◆ **WORK TO DO**:
Repeat, line for line, the entries printed below.

◆ **RECORDS FOR THE TASK**:
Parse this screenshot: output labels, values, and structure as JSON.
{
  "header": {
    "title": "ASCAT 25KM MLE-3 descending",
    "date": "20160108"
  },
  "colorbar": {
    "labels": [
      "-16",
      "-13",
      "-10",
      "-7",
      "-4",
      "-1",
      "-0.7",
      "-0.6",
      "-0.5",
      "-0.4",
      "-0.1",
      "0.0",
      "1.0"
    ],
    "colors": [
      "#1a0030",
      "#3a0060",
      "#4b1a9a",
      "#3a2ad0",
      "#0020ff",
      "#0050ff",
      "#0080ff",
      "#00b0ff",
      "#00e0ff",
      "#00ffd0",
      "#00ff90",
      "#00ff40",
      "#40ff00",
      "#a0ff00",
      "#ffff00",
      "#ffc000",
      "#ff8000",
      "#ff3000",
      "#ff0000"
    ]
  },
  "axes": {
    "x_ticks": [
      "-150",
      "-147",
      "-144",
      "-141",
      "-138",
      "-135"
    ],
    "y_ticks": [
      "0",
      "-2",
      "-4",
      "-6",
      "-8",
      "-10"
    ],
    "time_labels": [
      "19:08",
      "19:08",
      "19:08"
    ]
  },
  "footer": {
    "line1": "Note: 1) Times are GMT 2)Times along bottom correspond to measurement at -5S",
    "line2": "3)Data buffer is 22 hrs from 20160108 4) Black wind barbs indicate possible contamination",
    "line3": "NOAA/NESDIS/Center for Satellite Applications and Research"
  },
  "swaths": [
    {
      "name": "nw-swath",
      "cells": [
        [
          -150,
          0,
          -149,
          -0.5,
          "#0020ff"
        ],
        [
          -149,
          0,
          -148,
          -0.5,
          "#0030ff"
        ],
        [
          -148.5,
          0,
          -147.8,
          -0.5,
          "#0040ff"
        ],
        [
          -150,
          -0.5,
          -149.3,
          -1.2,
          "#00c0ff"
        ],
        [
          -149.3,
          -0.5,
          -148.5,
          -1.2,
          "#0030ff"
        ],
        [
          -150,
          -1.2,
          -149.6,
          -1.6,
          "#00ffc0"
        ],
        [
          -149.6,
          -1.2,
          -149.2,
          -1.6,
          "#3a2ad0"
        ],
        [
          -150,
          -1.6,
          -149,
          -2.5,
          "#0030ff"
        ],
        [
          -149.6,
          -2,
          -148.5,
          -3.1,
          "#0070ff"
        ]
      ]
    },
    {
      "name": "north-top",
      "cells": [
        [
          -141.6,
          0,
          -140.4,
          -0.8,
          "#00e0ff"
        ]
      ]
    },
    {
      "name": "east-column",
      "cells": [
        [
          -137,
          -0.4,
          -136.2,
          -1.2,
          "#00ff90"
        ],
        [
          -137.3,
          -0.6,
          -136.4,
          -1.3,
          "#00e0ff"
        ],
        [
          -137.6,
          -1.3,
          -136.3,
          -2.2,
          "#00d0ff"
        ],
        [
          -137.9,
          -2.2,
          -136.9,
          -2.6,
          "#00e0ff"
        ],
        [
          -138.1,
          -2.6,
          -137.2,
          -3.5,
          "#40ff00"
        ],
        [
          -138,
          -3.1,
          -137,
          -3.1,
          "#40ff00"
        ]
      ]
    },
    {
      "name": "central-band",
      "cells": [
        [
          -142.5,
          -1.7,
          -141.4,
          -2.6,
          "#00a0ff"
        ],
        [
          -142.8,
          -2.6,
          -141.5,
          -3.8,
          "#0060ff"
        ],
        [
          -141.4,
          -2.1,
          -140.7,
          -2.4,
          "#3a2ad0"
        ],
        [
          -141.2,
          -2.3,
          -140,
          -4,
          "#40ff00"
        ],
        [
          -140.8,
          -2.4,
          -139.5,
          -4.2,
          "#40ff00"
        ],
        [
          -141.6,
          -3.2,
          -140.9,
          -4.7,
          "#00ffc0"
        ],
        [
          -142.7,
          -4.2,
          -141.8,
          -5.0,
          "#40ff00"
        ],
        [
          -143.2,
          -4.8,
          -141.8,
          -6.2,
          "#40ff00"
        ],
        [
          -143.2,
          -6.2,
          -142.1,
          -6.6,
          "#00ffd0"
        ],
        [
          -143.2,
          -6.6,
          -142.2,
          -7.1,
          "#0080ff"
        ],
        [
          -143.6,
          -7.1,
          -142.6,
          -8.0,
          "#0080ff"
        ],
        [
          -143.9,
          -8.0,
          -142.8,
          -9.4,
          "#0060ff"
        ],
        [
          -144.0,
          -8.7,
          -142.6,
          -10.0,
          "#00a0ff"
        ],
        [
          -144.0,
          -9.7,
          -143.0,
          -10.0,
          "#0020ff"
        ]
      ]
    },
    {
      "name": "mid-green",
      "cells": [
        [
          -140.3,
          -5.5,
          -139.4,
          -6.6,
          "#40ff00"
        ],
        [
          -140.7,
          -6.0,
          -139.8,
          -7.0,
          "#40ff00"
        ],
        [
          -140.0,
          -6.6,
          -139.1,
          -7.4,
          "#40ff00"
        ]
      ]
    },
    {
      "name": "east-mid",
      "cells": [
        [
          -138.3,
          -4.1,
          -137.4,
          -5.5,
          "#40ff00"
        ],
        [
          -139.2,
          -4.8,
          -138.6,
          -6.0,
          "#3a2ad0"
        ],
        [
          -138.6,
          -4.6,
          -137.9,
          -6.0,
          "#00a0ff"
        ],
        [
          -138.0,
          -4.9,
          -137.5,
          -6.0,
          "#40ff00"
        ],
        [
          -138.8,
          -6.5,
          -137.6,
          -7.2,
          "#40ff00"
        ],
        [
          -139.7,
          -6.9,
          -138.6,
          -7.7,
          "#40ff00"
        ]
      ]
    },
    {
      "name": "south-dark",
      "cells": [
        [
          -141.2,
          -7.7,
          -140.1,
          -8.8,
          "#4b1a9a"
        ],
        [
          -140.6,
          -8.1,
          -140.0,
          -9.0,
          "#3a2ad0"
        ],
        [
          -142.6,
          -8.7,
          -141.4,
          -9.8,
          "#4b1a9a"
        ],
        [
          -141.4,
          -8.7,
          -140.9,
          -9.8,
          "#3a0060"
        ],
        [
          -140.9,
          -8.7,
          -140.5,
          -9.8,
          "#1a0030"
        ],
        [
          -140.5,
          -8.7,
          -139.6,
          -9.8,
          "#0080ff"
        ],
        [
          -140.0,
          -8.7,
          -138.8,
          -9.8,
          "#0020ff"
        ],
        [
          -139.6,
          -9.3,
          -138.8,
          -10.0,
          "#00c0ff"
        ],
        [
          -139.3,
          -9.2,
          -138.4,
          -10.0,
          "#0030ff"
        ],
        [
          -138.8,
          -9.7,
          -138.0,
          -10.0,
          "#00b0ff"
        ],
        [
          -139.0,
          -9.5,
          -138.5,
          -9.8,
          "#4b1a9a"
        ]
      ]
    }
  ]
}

◆ **RESULT OF THIS EXERCISE**:
Parse this screenshot: output labels, values, and structure as JSON.
{
  "header": {
    "title": "ASCAT 25KM MLE-3 descending",
    "date": "20160108"
  },
  "colorbar": {
    "labels": [
      "-16",
      "-13",
      "-10",
      "-7",
      "-4",
      "-1",
      "-0.7",
      "-0.6",
      "-0.5",
      "-0.4",
      "-0.1",
      "0.0",
      "1.0"
    ],
    "colors": [
      "#1a0030",
      "#3a0060",
      "#4b1a9a",
      "#3a2ad0",
      "#0020ff",
      "#0050ff",
      "#0080ff",
      "#00b0ff",
      "#00e0ff",
      "#00ffd0",
      "#00ff90",
      "#00ff40",
      "#40ff00",
      "#a0ff00",
      "#ffff00",
      "#ffc000",
      "#ff8000",
      "#ff3000",
      "#ff0000"
    ]
  },
  "axes": {
    "x_ticks": [
      "-150",
      "-147",
      "-144",
      "-141",
      "-138",
      "-135"
    ],
    "y_ticks": [
      "0",
      "-2",
      "-4",
      "-6",
      "-8",
      "-10"
    ],
    "time_labels": [
      "19:08",
      "19:08",
      "19:08"
    ]
  },
  "footer": {
    "line1": "Note: 1) Times are GMT 2)Times along bottom correspond to measurement at -5S",
    "line2": "3)Data buffer is 22 hrs from 20160108 4) Black wind barbs indicate possible contamination",
    "line3": "NOAA/NESDIS/Center for Satellite Applications and Research"
  },
  "swaths": [
    {
      "name": "nw-swath",
      "cells": [
        [
          -150,
          0,
          -149,
          -0.5,
          "#0020ff"
        ],
        [
          -149,
          0,
          -148,
          -0.5,
          "#0030ff"
        ],
        [
          -148.5,
          0,
          -147.8,
          -0.5,
          "#0040ff"
        ],
        [
          -150,
          -0.5,
          -149.3,
          -1.2,
          "#00c0ff"
        ],
        [
          -149.3,
          -0.5,
          -148.5,
          -1.2,
          "#0030ff"
        ],
        [
          -150,
          -1.2,
          -149.6,
          -1.6,
          "#00ffc0"
        ],
        [
          -149.6,
          -1.2,
          -149.2,
          -1.6,
          "#3a2ad0"
        ],
        [
          -150,
          -1.6,
          -149,
          -2.5,
          "#0030ff"
        ],
        [
          -149.6,
          -2,
          -148.5,
          -3.1,
          "#0070ff"
        ]
      ]
    },
    {
      "name": "north-top",
      "cells": [
        [
          -141.6,
          0,
          -140.4,
          -0.8,
          "#00e0ff"
        ]
      ]
    },
    {
      "name": "east-column",
      "cells": [
        [
          -137,
          -0.4,
          -136.2,
          -1.2,
          "#00ff90"
        ],
        [
          -137.3,
          -0.6,
          -136.4,
          -1.3,
          "#00e0ff"
        ],
        [
          -137.6,
          -1.3,
          -136.3,
          -2.2,
          "#00d0ff"
        ],
        [
          -137.9,
          -2.2,
          -136.9,
          -2.6,
          "#00e0ff"
        ],
        [
          -138.1,
          -2.6,
          -137.2,
          -3.5,
          "#40ff00"
        ],
        [
          -138,
          -3.1,
          -137,
          -3.1,
          "#40ff00"
        ]
      ]
    },
    {
      "name": "central-band",
      "cells": [
        [
          -142.5,
          -1.7,
          -141.4,
          -2.6,
          "#00a0ff"
        ],
        [
          -142.8,
          -2.6,
          -141.5,
          -3.8,
          "#0060ff"
        ],
        [
          -141.4,
          -2.1,
          -140.7,
          -2.4,
          "#3a2ad0"
        ],
        [
          -141.2,
          -2.3,
          -140,
          -4,
          "#40ff00"
        ],
        [
          -140.8,
          -2.4,
          -139.5,
          -4.2,
          "#40ff00"
        ],
        [
          -141.6,
          -3.2,
          -140.9,
          -4.7,
          "#00ffc0"
        ],
        [
          -142.7,
          -4.2,
          -141.8,
          -5.0,
          "#40ff00"
        ],
        [
          -143.2,
          -4.8,
          -141.8,
          -6.2,
          "#40ff00"
        ],
        [
          -143.2,
          -6.2,
          -142.1,
          -6.6,
          "#00ffd0"
        ],
        [
          -143.2,
          -6.6,
          -142.2,
          -7.1,
          "#0080ff"
        ],
        [
          -143.6,
          -7.1,
          -142.6,
          -8.0,
          "#0080ff"
        ],
        [
          -143.9,
          -8.0,
          -142.8,
          -9.4,
          "#0060ff"
        ],
        [
          -144.0,
          -8.7,
          -142.6,
          -10.0,
          "#00a0ff"
        ],
        [
          -144.0,
          -9.7,
          -143.0,
          -10.0,
          "#0020ff"
        ]
      ]
    },
    {
      "name": "mid-green",
      "cells": [
        [
          -140.3,
          -5.5,
          -139.4,
          -6.6,
          "#40ff00"
        ],
        [
          -140.7,
          -6.0,
          -139.8,
          -7.0,
          "#40ff00"
        ],
        [
          -140.0,
          -6.6,
          -139.1,
          -7.4,
          "#40ff00"
        ]
      ]
    },
    {
      "name": "east-mid",
      "cells": [
        [
          -138.3,
          -4.1,
          -137.4,
          -5.5,
          "#40ff00"
        ],
        [
          -139.2,
          -4.8,
          -138.6,
          -6.0,
          "#3a2ad0"
        ],
        [
          -138.6,
          -4.6,
          -137.9,
          -6.0,
          "#00a0ff"
        ],
        [
          -138.0,
          -4.9,
          -137.5,
          -6.0,
          "#40ff00"
        ],
        [
          -138.8,
          -6.5,
          -137.6,
          -7.2,
          "#40ff00"
        ],
        [
          -139.7,
          -6.9,
          -138.6,
          -7.7,
          "#40ff00"
        ]
      ]
    },
    {
      "name": "south-dark",
      "cells": [
        [
          -141.2,
          -7.7,
          -140.1,
          -8.8,
          "#4b1a9a"
        ],
        [
          -140.6,
          -8.1,
          -140.0,
          -9.0,
          "#3a2ad0"
        ],
        [
          -142.6,
          -8.7,
          -141.4,
          -9.8,
          "#4b1a9a"
        ],
        [
          -141.4,
          -8.7,
          -140.9,
          -9.8,
          "#3a0060"
        ],
        [
          -140.9,
          -8.7,
          -140.5,
          -9.8,
          "#1a0030"
        ],
        [
          -140.5,
          -8.7,
          -139.6,
          -9.8,
          "#0080ff"
        ],
        [
          -140.0,
          -8.7,
          -138.8,
          -9.8,
          "#0020ff"
        ],
        [
          -139.6,
          -9.3,
          -138.8,
          -10.0,
          "#00c0ff"
        ],
        [
          -139.3,
          -9.2,
          -138.4,
          -10.0,
          "#0030ff"
        ],
        [
          -138.8,
          -9.7,
          -138.0,
          -10.0,
          "#00b0ff"
        ],
        [
          -139.0,
          -9.5,
          -138.5,
          -9.8,
          "#4b1a9a"
        ]
      ]
    }
  ]
}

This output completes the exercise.